Exercise brief: Check each line of the listing for the string "JSON", count the lines that have it, and answer with that number only.

Material provided:
****************
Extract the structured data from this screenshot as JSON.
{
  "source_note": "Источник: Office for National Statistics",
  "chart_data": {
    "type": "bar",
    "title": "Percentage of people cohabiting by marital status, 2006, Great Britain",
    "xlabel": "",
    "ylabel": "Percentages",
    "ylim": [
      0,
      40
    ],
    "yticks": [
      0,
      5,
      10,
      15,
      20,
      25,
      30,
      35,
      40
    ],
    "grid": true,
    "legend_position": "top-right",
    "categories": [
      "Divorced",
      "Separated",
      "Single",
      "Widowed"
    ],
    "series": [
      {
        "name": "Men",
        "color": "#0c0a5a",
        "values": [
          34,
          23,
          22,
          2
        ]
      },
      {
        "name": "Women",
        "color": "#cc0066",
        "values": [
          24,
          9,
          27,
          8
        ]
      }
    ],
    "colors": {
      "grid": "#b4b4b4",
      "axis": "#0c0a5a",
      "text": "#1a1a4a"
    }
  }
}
****************
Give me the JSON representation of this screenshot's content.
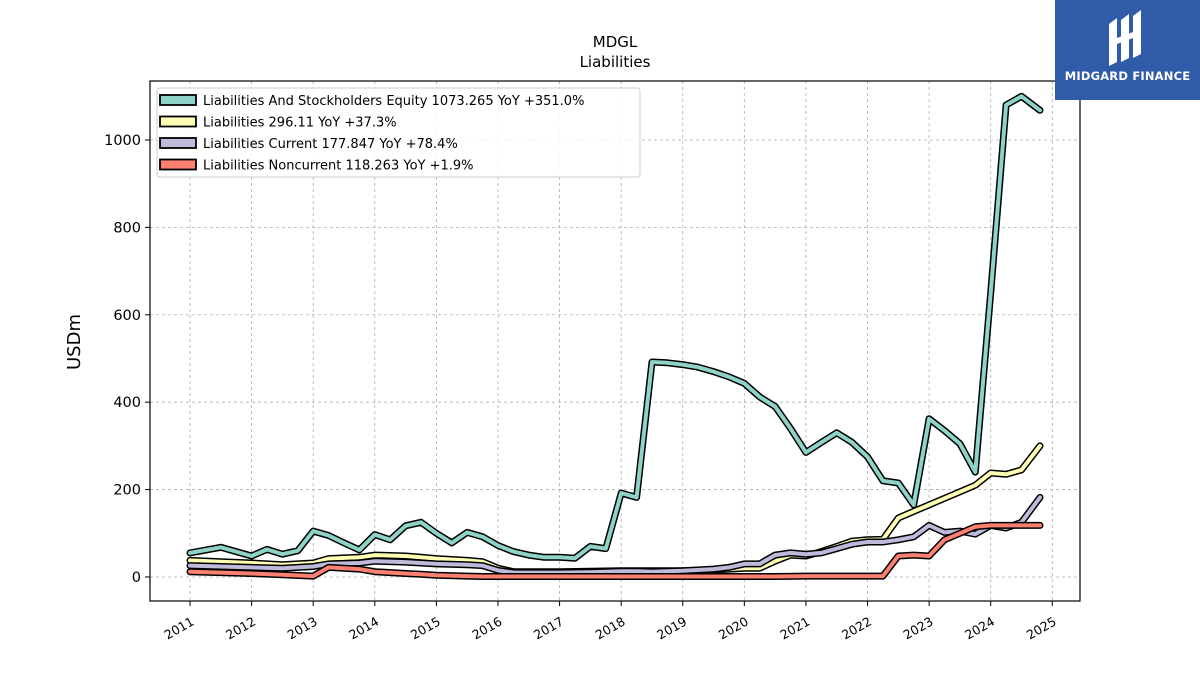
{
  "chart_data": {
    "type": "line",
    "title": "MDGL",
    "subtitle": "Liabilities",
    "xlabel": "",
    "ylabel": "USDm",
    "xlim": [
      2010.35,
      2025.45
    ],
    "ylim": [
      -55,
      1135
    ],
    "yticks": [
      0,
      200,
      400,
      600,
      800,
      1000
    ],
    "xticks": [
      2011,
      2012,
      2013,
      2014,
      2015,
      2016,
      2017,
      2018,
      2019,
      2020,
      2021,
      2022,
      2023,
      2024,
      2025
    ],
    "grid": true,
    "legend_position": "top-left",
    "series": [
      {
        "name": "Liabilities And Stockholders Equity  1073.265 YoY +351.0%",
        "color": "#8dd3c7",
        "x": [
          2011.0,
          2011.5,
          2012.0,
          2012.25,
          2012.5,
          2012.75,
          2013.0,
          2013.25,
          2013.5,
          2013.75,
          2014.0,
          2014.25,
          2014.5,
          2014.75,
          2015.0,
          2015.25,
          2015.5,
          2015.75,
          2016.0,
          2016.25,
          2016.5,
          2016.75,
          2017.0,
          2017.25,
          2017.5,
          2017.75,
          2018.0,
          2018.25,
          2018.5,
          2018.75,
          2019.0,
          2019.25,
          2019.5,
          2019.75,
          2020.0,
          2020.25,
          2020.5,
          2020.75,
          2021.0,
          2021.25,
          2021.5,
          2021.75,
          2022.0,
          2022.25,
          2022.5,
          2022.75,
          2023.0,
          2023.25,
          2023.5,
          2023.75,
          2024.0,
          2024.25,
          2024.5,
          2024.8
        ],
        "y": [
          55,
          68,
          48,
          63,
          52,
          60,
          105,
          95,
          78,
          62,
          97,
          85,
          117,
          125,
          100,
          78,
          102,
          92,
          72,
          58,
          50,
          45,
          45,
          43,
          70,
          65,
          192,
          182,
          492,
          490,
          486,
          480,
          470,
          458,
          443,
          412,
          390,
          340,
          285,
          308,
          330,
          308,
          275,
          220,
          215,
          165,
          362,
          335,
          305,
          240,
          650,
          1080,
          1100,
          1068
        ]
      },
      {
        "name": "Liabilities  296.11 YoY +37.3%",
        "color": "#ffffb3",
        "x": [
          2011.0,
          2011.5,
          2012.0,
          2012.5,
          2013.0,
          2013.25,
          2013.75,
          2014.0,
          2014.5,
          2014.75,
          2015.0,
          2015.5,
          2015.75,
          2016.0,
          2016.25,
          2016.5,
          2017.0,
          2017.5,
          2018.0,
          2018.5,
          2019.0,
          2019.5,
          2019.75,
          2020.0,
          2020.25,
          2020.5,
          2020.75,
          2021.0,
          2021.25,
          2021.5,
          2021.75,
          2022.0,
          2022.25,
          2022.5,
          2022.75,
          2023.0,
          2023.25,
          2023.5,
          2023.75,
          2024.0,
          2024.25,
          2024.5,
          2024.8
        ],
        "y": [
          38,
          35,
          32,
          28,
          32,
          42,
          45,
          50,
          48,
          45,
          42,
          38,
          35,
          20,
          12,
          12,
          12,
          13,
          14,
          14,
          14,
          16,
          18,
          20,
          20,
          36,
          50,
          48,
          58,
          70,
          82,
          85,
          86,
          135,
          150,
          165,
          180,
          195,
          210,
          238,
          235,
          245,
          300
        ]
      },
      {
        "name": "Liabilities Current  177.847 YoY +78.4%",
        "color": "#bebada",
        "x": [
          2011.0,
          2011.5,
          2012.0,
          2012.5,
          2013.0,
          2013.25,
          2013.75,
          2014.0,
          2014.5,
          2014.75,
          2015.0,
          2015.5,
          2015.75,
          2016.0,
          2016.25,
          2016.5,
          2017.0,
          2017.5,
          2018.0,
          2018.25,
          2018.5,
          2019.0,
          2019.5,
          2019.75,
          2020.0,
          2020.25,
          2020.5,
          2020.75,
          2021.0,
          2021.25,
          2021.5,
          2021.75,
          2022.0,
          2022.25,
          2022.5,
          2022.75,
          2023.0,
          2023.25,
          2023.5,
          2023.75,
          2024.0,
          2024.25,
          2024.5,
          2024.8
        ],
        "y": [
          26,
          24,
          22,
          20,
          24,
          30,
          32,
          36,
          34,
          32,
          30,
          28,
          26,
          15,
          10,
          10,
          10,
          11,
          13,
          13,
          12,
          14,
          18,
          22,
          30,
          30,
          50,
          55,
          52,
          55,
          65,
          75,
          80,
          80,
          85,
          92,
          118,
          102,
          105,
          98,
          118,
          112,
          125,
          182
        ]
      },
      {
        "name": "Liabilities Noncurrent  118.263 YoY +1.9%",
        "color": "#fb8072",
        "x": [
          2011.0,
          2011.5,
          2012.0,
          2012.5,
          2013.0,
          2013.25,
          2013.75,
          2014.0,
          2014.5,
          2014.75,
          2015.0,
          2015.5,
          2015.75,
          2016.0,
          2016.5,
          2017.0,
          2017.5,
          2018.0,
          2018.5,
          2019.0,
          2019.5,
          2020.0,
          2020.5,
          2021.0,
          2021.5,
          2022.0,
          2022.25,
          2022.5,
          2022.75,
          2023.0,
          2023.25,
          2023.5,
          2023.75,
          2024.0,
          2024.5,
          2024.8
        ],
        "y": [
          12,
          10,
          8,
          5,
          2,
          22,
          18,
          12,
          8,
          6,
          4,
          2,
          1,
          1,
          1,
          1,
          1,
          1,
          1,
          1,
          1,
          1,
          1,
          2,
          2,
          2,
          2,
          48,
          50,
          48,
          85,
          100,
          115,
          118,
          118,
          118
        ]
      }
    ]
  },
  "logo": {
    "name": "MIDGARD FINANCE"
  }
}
****************
Answer below: 2